------ DATA LINES

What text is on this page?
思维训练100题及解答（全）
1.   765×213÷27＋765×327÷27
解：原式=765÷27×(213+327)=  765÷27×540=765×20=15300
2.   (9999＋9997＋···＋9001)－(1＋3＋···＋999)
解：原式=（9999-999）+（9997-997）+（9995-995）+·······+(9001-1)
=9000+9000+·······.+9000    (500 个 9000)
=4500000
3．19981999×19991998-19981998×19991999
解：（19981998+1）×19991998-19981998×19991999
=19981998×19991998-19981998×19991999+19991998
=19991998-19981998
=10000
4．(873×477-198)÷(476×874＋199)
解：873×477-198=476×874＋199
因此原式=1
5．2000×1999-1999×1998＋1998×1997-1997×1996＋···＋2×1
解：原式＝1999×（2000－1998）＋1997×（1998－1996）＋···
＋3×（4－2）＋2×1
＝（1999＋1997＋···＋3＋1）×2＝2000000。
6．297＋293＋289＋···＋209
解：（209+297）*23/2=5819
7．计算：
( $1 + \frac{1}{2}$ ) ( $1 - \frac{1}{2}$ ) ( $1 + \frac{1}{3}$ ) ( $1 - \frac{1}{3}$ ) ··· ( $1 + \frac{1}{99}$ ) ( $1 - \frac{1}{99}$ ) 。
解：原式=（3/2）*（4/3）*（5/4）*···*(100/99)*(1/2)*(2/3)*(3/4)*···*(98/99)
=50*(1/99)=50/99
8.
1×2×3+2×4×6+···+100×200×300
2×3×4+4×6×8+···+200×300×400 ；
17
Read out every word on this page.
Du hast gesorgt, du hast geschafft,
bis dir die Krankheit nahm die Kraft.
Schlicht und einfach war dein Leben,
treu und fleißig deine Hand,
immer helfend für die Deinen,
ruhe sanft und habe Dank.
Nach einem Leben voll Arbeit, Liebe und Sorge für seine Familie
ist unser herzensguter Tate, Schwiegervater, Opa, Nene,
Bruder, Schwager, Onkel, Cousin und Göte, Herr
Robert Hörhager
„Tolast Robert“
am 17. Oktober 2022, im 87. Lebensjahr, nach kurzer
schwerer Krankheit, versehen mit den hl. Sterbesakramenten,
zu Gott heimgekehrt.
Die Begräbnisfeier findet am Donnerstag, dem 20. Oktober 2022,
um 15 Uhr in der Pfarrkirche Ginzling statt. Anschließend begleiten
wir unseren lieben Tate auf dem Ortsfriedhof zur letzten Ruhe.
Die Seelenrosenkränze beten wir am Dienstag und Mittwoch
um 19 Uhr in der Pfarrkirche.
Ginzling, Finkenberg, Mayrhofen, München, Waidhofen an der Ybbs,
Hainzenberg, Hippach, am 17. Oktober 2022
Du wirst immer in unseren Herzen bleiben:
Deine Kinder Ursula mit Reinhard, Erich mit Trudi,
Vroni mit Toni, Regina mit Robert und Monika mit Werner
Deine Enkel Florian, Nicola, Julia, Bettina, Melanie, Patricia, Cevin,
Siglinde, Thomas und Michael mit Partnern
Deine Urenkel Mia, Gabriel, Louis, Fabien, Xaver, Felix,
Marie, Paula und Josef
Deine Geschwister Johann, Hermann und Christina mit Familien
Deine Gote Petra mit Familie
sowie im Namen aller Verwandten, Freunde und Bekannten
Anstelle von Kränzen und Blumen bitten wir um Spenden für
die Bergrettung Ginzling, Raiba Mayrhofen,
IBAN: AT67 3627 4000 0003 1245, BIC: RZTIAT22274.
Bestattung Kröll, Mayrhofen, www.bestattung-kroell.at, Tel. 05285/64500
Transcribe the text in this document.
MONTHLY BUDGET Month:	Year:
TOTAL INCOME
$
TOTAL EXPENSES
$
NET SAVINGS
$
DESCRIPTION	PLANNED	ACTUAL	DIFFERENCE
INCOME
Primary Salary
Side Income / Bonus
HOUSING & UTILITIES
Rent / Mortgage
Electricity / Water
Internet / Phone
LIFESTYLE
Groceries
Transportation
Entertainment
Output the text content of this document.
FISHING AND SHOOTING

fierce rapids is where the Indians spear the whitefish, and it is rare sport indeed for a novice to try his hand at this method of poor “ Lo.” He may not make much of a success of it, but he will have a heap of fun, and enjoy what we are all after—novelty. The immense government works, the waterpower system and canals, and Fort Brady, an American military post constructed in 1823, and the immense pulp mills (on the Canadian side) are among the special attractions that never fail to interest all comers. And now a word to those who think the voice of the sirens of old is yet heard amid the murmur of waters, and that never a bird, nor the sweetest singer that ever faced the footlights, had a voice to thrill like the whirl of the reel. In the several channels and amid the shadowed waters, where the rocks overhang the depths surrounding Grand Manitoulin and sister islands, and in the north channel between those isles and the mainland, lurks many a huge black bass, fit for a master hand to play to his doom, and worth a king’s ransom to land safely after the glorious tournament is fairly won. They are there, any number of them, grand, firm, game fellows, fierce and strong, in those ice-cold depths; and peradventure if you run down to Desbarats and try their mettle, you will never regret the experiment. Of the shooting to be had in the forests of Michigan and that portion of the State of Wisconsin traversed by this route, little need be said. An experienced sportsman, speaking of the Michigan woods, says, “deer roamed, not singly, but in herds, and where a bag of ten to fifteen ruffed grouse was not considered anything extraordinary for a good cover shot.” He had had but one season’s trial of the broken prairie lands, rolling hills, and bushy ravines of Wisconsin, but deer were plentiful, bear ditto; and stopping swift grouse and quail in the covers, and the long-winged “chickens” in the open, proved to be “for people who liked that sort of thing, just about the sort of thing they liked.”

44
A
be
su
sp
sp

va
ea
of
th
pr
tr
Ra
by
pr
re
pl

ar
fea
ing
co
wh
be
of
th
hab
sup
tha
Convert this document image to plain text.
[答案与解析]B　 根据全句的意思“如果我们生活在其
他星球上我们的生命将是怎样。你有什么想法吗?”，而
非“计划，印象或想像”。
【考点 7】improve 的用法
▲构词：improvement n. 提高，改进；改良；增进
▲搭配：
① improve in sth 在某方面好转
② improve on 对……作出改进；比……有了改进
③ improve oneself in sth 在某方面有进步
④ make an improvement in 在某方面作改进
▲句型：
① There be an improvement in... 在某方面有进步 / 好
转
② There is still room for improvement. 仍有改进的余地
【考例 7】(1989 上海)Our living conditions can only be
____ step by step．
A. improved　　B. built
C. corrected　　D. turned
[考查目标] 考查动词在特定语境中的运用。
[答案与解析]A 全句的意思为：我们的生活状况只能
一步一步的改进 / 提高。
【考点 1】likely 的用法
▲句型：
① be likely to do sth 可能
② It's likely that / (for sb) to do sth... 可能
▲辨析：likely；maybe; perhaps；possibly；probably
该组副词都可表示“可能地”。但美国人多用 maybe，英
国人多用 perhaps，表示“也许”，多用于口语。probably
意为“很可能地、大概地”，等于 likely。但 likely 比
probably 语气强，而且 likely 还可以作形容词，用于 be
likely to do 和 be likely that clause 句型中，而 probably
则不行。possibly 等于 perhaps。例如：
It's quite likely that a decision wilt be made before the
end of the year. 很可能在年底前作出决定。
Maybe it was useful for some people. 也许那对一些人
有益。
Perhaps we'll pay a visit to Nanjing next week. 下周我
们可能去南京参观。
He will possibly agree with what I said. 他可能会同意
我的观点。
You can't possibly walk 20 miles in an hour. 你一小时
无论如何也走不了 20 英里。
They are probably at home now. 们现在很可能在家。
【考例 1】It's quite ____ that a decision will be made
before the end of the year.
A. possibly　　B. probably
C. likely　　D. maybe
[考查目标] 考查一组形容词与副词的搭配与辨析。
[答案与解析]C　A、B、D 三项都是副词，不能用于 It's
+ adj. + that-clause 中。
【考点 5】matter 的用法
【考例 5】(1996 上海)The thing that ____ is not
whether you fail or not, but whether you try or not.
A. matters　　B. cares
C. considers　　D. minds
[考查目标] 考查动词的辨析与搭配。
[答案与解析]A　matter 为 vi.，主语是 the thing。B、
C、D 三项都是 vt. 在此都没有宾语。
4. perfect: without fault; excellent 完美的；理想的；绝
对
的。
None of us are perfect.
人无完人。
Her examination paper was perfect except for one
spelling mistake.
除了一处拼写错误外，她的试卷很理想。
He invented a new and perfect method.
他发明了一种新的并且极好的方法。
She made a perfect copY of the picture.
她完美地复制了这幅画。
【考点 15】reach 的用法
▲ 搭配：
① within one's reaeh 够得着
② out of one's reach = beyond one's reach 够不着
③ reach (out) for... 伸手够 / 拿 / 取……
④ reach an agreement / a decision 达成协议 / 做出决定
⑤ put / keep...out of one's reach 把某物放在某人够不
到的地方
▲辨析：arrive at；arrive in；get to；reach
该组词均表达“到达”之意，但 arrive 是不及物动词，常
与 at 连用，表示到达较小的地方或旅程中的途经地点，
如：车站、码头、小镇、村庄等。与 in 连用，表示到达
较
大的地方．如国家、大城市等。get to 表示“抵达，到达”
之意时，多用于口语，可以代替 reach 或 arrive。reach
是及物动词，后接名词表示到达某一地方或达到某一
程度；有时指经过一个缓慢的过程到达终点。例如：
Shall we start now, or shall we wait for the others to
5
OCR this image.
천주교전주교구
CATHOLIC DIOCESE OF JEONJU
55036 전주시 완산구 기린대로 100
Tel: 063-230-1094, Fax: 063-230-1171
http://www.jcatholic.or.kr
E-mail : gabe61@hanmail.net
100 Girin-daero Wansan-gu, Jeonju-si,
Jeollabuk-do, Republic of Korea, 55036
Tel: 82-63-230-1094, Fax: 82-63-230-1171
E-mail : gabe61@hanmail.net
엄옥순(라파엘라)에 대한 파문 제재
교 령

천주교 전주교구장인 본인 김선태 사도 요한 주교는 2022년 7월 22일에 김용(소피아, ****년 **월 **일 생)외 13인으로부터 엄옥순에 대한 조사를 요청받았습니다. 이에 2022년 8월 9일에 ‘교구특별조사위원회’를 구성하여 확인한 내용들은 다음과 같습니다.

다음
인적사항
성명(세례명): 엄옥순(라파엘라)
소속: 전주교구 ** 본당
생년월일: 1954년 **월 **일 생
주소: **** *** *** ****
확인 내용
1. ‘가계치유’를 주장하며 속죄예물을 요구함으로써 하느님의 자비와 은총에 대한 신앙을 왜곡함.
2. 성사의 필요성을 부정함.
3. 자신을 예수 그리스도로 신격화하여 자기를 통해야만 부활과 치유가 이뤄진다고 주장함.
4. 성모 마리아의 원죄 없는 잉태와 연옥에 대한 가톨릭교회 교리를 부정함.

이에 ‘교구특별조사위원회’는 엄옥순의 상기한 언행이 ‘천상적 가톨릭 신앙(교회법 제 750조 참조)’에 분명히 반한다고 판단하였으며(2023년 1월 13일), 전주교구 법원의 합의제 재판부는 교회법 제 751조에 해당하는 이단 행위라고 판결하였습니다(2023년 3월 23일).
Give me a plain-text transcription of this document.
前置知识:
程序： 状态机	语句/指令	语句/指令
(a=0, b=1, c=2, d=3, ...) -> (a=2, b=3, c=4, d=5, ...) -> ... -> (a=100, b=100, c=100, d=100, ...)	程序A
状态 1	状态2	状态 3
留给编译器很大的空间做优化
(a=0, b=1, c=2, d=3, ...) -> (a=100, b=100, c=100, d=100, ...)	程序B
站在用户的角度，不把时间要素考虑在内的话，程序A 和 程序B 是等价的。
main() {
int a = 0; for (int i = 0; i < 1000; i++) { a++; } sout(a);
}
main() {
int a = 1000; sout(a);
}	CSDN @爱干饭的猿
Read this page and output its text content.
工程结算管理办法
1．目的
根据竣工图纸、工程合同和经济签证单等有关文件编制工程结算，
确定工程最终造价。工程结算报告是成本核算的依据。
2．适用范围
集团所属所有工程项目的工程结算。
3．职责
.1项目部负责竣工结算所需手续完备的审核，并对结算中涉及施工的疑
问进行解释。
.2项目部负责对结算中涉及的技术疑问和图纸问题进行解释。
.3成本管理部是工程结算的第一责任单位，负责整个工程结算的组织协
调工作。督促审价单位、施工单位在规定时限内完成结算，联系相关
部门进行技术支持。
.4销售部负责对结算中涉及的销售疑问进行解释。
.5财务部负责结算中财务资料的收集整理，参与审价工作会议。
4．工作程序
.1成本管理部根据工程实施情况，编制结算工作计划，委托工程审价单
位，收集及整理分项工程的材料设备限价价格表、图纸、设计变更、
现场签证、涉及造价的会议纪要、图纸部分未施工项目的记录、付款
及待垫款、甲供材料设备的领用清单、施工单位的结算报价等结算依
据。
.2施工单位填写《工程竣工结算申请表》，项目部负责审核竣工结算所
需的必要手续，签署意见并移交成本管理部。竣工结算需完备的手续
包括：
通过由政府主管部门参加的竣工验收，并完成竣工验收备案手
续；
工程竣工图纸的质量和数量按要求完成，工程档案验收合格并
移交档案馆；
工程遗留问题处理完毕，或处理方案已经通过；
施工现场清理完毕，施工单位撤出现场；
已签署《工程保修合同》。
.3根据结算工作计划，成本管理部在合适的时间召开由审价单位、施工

------------

▶ [THE EXERCISE] Copy only this span: the line that contains "Read this page and output its text content.", the last line, and every line between them.

▶ [EXERCISE OUTPUT]
Read this page and output its text content.
工程结算管理办法
1．目的
根据竣工图纸、工程合同和经济签证单等有关文件编制工程结算，
确定工程最终造价。工程结算报告是成本核算的依据。
2．适用范围
集团所属所有工程项目的工程结算。
3．职责
.1项目部负责竣工结算所需手续完备的审核，并对结算中涉及施工的疑
问进行解释。
.2项目部负责对结算中涉及的技术疑问和图纸问题进行解释。
.3成本管理部是工程结算的第一责任单位，负责整个工程结算的组织协
调工作。督促审价单位、施工单位在规定时限内完成结算，联系相关
部门进行技术支持。
.4销售部负责对结算中涉及的销售疑问进行解释。
.5财务部负责结算中财务资料的收集整理，参与审价工作会议。
4．工作程序
.1成本管理部根据工程实施情况，编制结算工作计划，委托工程审价单
位，收集及整理分项工程的材料设备限价价格表、图纸、设计变更、
现场签证、涉及造价的会议纪要、图纸部分未施工项目的记录、付款
及待垫款、甲供材料设备的领用清单、施工单位的结算报价等结算依
据。
.2施工单位填写《工程竣工结算申请表》，项目部负责审核竣工结算所
需的必要手续，签署意见并移交成本管理部。竣工结算需完备的手续
包括：
通过由政府主管部门参加的竣工验收，并完成竣工验收备案手
续；
工程竣工图纸的质量和数量按要求完成，工程档案验收合格并
移交档案馆；
工程遗留问题处理完毕，或处理方案已经通过；
施工现场清理完毕，施工单位撤出现场；
已签署《工程保修合同》。
.3根据结算工作计划，成本管理部在合适的时间召开由审价单位、施工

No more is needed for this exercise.